» **JOB**: Spot each line in the records below where the word "style" occurs, then copy it.

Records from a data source
== == ==

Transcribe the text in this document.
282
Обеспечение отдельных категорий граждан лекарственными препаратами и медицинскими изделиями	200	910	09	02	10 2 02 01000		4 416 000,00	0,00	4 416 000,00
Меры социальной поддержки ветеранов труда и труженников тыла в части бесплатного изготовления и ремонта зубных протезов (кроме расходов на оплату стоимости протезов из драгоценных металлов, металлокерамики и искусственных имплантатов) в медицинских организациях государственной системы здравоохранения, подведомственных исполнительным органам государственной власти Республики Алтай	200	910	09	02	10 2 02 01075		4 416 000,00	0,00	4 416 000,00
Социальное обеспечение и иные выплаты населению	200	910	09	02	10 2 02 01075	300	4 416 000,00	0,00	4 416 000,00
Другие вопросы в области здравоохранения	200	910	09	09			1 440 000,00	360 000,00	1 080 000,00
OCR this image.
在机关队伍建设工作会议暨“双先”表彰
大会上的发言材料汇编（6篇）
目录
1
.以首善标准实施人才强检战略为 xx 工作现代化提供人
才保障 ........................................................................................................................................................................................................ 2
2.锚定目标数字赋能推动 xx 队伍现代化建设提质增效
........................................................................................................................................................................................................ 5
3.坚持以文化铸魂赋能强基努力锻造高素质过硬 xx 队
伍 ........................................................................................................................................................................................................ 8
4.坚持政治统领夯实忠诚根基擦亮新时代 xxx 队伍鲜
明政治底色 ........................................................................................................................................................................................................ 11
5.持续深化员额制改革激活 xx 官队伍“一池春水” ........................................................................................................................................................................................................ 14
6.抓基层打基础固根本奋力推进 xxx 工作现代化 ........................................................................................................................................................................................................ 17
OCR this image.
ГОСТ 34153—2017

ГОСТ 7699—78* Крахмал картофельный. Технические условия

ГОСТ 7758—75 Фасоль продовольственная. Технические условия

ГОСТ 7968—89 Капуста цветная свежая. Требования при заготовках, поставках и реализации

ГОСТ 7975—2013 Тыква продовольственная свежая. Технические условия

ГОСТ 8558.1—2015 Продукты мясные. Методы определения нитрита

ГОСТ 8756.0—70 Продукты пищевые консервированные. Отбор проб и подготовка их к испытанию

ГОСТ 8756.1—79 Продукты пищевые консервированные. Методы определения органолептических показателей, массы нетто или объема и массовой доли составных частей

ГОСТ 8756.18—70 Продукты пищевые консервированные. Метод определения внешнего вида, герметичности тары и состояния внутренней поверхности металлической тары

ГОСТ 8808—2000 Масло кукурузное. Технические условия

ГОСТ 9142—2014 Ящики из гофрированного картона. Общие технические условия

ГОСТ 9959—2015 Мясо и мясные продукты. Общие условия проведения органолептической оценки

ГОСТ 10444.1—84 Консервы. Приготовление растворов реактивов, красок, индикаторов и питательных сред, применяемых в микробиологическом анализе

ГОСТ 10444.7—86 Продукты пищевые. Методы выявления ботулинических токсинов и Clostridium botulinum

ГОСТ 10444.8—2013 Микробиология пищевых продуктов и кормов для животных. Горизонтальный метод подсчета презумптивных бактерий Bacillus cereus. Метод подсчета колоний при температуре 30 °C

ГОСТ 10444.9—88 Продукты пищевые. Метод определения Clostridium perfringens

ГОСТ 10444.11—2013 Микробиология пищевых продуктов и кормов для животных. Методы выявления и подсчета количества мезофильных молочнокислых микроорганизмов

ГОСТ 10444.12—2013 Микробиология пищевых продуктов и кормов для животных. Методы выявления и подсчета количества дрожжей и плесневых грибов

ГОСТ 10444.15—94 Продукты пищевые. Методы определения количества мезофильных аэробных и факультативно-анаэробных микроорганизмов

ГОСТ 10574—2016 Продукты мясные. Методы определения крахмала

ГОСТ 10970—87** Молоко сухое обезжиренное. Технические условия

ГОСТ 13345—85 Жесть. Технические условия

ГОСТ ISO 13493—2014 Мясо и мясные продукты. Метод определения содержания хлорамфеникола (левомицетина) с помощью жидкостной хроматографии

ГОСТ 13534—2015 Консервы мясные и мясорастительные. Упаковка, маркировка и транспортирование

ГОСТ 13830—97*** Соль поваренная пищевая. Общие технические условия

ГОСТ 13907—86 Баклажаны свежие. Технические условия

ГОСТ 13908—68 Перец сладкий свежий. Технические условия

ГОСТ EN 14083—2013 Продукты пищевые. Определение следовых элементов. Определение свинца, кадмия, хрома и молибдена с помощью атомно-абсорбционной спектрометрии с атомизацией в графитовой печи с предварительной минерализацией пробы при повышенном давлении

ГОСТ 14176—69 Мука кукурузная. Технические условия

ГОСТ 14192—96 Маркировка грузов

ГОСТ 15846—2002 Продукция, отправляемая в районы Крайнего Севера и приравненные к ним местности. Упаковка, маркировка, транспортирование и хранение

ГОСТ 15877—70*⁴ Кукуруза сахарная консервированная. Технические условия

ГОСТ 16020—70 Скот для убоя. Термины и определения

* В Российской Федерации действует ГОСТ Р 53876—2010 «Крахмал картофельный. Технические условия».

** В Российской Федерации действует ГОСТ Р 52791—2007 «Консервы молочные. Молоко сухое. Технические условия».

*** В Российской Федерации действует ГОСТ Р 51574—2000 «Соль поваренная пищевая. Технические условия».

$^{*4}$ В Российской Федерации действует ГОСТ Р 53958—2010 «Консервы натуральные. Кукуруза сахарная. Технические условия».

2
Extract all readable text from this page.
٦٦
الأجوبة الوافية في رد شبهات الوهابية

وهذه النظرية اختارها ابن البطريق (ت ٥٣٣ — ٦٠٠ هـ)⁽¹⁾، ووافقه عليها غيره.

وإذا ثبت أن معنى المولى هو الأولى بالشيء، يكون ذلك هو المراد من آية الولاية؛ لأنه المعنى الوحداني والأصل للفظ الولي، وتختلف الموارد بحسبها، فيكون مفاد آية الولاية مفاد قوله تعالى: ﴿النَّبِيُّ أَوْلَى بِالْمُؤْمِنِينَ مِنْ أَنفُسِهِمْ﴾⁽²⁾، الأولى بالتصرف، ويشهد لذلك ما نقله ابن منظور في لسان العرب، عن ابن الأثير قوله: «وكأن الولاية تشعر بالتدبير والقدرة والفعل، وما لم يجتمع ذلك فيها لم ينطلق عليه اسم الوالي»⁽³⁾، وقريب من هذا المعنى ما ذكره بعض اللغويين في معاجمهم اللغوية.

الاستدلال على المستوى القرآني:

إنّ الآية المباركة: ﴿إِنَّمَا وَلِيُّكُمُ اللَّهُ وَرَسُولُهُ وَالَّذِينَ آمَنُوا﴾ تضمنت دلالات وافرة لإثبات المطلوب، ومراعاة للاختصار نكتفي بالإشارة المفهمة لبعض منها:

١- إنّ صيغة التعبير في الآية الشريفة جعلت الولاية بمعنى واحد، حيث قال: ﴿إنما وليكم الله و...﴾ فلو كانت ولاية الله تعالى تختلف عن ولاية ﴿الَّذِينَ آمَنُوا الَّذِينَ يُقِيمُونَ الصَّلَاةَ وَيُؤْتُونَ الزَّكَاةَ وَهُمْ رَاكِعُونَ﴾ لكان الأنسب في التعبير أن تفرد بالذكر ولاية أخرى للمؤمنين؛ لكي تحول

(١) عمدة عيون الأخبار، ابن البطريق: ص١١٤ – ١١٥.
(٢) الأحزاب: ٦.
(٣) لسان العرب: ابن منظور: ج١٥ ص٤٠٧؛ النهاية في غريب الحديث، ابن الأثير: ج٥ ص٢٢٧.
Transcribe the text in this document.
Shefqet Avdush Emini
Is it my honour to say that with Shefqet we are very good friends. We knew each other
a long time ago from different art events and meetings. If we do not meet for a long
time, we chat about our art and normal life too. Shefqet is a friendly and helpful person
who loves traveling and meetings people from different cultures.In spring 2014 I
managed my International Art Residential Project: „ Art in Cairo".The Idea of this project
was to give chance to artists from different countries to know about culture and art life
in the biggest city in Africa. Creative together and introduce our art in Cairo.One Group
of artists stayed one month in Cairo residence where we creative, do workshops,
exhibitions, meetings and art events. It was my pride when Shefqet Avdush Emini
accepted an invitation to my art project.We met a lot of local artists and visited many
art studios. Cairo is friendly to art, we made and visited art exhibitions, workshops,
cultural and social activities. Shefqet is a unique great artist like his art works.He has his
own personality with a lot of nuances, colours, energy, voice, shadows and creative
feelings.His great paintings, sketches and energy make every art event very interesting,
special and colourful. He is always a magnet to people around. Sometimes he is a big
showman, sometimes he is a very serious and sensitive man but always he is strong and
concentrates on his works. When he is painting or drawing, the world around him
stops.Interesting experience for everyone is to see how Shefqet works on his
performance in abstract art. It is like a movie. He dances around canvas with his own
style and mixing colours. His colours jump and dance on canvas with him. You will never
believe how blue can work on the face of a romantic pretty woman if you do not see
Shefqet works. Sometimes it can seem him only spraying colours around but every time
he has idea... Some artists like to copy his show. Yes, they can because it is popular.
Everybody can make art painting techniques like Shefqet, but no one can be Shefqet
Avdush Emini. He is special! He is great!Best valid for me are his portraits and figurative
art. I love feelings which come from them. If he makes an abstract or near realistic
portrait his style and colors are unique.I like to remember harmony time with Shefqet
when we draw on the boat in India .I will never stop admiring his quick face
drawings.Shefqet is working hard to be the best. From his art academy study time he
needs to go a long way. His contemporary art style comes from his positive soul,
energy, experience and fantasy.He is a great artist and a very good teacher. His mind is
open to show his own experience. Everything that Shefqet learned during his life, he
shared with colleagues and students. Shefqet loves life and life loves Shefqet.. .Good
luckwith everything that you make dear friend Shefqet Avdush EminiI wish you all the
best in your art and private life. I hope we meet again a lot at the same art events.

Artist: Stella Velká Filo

== == ==

» **EXERCISE SOLUTION**:
style and mixing colours. His colours jump and dance on canvas with him. You will never
portrait his style and colors are unique.I like to remember harmony time with Shefqet
needs to go a long way. His contemporary art style comes from his positive soul,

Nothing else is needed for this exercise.